◆ WRITTEN REQUEST ◆
Find the string "возраста" in the entries and copy each line that has it.

## begin

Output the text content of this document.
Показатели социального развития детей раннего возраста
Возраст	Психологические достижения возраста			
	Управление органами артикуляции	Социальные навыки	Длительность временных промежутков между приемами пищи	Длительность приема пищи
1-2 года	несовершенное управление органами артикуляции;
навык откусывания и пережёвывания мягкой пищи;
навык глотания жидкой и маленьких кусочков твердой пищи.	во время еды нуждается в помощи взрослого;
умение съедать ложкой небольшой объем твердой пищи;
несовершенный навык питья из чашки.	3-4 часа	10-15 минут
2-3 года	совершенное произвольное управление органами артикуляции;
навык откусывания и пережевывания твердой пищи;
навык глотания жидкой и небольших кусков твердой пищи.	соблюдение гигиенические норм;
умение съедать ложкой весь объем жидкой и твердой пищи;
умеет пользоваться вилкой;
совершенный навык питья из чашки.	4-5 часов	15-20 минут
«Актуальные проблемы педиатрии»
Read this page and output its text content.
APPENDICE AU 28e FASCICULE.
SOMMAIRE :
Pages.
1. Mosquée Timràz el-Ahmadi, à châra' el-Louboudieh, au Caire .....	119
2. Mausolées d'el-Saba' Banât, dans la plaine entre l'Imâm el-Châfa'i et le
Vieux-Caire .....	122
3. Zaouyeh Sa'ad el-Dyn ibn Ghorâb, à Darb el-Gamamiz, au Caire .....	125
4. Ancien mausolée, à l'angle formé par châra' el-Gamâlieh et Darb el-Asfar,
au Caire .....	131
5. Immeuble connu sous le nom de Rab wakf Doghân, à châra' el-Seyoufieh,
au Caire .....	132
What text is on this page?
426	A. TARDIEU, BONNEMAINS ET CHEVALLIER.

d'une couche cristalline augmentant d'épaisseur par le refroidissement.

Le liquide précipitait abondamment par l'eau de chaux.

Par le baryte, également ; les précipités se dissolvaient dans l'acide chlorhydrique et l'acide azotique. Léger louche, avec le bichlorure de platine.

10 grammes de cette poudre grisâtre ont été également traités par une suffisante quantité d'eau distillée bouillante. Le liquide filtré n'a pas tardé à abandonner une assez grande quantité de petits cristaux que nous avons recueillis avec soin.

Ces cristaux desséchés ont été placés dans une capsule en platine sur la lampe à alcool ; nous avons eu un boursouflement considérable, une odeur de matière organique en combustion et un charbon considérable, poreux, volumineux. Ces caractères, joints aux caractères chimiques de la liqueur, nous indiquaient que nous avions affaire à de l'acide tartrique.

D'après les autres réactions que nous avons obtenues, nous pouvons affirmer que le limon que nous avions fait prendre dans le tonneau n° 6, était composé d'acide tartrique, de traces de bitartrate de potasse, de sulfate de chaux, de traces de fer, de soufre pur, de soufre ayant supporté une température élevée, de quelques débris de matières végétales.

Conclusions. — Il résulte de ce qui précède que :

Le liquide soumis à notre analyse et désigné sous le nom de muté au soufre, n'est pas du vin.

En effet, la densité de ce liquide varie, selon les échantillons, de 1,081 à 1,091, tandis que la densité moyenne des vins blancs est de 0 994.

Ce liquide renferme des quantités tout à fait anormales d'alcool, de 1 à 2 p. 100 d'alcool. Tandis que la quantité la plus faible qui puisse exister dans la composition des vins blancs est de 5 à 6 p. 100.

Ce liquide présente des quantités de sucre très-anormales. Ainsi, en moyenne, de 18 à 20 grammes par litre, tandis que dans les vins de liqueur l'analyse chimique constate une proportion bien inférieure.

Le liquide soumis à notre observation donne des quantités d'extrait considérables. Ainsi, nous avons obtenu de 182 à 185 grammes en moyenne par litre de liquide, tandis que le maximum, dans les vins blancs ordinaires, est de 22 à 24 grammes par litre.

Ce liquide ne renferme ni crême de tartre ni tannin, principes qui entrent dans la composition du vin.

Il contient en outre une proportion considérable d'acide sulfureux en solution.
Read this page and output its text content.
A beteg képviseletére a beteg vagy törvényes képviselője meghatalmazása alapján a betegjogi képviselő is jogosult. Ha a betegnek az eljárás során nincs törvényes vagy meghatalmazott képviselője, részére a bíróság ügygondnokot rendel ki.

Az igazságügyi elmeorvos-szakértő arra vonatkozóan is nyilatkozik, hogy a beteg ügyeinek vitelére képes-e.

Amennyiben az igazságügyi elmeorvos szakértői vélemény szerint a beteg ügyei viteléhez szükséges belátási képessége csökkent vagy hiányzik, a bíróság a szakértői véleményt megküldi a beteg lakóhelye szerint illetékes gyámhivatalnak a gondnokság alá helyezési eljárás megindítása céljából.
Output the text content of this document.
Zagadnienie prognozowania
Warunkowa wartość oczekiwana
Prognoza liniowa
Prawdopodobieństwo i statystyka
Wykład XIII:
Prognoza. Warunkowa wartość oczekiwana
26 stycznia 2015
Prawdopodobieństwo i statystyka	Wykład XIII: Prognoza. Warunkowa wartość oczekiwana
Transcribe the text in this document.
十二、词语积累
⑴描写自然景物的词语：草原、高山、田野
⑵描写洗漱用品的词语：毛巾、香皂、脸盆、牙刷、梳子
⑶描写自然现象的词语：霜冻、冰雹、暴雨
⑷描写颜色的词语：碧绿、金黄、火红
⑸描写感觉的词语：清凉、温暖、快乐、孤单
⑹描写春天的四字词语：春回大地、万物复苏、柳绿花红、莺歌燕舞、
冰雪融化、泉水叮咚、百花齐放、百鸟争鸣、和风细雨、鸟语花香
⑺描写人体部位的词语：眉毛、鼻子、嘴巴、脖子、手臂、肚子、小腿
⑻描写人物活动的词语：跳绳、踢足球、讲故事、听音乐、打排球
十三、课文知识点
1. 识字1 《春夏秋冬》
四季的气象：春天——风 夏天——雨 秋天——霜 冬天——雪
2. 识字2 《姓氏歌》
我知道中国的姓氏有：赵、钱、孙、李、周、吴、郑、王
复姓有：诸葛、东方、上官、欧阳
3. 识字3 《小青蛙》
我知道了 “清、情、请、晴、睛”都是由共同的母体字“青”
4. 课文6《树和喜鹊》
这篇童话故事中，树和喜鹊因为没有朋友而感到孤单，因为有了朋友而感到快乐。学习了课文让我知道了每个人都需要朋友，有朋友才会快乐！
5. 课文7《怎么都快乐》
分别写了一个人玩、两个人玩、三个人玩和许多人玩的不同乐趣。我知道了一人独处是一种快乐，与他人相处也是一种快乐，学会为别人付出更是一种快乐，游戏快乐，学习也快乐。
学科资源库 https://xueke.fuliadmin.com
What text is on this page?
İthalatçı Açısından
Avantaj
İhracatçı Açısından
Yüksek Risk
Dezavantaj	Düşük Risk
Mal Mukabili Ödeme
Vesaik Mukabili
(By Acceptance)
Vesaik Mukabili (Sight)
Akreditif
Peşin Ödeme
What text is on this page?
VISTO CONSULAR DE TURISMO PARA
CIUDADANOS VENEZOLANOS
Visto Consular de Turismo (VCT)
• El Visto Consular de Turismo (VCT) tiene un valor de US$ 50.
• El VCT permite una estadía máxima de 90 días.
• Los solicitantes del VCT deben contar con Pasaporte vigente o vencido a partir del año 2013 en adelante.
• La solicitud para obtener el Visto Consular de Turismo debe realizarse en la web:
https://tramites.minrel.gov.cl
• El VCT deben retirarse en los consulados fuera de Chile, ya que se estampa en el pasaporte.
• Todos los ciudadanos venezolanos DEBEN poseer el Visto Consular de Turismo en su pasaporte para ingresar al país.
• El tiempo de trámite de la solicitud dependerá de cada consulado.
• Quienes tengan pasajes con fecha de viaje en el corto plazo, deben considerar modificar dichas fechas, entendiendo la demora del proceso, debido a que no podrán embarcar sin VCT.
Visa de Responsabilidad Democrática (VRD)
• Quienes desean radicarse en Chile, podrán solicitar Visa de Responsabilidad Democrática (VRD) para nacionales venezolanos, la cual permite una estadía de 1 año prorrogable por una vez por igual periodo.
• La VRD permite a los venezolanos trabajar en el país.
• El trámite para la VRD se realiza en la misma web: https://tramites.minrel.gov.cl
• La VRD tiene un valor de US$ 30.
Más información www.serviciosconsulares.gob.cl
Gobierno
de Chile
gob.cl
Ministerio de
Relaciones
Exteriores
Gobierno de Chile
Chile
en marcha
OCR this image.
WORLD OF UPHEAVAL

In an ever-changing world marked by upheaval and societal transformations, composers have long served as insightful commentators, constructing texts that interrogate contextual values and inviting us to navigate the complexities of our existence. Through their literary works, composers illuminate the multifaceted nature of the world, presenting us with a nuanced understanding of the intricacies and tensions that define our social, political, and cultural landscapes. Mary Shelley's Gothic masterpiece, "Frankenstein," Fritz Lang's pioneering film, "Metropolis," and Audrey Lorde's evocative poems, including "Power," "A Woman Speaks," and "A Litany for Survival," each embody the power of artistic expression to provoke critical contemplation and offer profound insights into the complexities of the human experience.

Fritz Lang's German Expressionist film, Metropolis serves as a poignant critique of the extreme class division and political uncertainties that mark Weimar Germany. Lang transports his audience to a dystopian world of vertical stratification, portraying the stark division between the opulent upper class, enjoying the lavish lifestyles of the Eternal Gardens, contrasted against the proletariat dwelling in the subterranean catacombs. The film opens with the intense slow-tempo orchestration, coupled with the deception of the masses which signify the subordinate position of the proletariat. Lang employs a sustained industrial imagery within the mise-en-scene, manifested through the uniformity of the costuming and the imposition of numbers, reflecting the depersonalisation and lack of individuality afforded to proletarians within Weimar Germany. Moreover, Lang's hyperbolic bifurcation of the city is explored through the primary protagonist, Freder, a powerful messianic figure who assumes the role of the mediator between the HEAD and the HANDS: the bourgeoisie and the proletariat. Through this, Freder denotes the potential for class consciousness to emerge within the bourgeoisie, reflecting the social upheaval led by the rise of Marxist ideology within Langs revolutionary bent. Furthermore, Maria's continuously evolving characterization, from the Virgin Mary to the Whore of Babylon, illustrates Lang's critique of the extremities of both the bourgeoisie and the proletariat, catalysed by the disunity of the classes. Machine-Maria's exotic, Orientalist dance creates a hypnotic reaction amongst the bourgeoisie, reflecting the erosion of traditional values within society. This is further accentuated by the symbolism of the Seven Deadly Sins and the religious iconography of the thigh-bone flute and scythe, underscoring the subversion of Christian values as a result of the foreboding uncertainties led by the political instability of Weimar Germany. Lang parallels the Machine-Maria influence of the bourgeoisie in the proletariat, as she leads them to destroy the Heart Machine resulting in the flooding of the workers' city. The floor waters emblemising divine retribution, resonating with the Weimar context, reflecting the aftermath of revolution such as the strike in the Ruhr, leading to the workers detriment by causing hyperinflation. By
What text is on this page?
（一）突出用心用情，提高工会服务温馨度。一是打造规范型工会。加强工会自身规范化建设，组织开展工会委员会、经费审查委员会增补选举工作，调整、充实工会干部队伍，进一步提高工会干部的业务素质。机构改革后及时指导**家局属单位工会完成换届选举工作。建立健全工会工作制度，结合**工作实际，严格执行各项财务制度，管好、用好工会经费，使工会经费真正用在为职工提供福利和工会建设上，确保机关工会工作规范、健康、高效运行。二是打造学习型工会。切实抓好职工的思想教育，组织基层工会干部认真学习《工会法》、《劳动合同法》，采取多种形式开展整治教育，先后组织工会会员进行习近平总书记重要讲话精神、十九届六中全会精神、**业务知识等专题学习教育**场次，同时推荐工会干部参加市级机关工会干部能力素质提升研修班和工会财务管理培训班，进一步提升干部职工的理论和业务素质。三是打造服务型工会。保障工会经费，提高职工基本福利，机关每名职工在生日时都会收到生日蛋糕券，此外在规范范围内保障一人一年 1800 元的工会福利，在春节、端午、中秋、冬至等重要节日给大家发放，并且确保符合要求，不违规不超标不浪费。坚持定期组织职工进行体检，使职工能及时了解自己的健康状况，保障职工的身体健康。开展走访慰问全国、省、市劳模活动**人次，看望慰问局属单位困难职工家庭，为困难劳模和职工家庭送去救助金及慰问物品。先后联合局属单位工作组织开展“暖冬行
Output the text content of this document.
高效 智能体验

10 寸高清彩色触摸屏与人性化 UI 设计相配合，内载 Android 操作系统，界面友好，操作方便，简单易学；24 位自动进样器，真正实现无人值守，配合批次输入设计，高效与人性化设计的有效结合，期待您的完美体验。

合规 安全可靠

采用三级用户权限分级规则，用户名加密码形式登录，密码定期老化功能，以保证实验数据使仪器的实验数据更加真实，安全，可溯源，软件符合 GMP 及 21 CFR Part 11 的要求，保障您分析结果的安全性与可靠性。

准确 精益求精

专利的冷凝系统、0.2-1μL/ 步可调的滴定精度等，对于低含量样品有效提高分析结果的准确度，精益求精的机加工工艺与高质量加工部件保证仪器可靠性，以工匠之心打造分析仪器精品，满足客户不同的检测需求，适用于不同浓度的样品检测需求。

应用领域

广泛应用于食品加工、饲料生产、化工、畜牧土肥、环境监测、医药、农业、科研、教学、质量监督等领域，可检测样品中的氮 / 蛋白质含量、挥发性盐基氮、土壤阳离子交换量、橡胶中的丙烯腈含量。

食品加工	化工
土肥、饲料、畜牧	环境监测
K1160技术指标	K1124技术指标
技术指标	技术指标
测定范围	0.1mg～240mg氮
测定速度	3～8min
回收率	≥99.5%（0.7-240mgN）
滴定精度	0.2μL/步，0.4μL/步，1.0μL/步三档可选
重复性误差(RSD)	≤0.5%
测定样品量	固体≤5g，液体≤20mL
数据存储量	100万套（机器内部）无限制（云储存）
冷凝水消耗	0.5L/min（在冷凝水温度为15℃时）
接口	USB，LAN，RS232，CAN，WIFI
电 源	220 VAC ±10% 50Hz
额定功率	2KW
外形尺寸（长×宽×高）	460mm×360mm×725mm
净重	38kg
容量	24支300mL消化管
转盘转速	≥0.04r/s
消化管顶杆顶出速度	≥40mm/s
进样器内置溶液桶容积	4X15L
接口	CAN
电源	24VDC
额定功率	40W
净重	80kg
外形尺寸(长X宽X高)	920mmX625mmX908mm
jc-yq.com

## end

◆ FINISHED EXERCISE ◆
Показатели социального развития детей раннего возраста
Возраст	Психологические достижения возраста			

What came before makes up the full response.